▸ What is expected:
Copy, from the entries below, each line where the word "them" can be found.

Collected data:
--

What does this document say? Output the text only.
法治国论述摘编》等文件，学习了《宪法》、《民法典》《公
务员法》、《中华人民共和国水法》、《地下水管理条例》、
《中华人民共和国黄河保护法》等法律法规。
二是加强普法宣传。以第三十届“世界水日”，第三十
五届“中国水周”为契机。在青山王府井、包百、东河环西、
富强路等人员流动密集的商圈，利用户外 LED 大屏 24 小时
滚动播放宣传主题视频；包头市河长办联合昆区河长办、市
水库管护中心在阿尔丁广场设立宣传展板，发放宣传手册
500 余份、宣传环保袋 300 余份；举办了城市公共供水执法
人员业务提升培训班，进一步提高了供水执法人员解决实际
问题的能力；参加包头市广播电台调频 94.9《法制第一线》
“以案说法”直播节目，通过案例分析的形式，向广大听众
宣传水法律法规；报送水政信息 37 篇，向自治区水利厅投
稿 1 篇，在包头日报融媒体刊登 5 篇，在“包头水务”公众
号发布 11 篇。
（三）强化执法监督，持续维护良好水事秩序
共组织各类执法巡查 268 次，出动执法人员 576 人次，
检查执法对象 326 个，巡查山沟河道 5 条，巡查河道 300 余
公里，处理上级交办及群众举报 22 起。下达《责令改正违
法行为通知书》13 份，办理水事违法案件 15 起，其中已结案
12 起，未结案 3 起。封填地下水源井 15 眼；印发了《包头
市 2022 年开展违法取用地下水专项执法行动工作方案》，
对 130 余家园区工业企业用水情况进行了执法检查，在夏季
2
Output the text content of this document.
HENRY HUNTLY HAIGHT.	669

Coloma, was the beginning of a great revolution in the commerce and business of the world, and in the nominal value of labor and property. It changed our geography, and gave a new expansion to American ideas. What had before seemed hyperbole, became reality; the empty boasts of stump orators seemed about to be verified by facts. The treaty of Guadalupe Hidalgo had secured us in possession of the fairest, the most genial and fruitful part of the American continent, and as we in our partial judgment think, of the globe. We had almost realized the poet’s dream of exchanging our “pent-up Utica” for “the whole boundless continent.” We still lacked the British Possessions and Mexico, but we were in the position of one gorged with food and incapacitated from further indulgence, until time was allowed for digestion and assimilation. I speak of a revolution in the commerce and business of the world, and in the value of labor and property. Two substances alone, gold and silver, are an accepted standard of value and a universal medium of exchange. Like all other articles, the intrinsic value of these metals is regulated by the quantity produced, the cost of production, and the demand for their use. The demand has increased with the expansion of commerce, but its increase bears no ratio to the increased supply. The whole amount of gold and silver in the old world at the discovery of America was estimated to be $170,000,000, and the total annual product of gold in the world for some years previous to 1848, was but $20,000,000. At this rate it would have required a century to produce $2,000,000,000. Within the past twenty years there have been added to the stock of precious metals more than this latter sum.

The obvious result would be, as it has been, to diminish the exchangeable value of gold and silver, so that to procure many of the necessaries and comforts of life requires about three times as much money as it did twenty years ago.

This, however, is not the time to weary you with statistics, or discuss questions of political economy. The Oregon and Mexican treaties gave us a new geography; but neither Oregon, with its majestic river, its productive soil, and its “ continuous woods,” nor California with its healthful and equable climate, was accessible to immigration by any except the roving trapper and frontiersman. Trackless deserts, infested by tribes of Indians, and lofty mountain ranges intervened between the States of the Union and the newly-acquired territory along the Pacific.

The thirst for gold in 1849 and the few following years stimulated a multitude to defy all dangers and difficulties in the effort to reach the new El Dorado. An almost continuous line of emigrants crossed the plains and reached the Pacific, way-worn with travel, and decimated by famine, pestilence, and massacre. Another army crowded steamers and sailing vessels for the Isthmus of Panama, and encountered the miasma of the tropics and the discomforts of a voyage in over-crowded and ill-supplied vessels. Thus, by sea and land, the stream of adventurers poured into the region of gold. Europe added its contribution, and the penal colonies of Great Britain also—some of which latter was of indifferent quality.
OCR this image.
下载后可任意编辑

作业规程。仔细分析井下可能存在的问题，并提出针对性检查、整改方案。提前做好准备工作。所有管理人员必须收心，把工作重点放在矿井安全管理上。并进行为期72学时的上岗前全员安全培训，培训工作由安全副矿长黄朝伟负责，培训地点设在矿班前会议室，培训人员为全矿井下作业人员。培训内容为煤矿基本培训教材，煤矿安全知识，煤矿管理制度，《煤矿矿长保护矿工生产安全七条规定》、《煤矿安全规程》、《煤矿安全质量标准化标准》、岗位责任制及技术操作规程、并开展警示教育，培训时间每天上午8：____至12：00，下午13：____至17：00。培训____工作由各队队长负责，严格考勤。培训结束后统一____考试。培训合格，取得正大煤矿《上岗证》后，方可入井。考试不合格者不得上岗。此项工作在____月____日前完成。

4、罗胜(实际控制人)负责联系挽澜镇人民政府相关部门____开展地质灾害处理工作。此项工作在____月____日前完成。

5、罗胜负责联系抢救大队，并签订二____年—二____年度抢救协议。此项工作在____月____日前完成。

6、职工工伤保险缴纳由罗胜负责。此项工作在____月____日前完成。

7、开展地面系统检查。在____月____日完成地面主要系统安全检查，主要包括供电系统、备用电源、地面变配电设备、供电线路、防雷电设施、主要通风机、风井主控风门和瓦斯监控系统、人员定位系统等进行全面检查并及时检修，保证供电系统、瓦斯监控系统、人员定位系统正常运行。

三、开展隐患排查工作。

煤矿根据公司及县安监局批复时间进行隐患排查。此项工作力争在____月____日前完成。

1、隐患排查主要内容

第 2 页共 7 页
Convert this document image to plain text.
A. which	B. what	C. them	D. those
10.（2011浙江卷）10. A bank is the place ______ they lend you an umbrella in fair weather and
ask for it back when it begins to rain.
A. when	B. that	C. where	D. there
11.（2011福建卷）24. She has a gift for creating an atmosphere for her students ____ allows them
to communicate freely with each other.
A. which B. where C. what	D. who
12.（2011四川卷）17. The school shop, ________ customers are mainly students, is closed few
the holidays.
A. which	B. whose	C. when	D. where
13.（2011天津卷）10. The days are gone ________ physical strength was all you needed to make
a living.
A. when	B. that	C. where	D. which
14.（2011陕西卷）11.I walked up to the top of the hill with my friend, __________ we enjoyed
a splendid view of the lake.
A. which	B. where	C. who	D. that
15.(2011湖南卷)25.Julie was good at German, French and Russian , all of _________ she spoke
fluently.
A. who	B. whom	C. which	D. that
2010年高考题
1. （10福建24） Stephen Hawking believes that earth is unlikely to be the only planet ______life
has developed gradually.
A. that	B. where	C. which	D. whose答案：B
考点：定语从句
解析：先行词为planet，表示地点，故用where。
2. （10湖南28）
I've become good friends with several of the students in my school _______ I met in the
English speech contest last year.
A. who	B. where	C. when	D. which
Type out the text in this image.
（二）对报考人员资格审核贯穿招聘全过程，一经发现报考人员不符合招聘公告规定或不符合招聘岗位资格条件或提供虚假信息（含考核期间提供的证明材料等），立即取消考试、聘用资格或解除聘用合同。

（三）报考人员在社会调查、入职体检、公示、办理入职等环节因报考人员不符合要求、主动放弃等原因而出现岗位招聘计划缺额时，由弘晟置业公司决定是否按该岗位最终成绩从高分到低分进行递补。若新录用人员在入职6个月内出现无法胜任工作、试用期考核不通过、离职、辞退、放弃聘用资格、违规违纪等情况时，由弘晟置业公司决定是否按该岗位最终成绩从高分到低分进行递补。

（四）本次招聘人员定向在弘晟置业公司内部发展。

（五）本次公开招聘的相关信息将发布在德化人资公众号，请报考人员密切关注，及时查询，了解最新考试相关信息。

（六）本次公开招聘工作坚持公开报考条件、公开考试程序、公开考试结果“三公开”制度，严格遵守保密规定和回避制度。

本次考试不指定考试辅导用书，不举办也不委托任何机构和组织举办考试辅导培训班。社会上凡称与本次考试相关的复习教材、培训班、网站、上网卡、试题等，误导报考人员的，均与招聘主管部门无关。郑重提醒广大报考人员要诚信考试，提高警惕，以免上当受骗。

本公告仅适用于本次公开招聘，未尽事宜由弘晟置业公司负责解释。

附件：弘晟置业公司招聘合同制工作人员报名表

--

▸ Reply to the task:
A. which	B. what	C. them	D. those
11.（2011福建卷）24. She has a gift for creating an atmosphere for her students ____ allows them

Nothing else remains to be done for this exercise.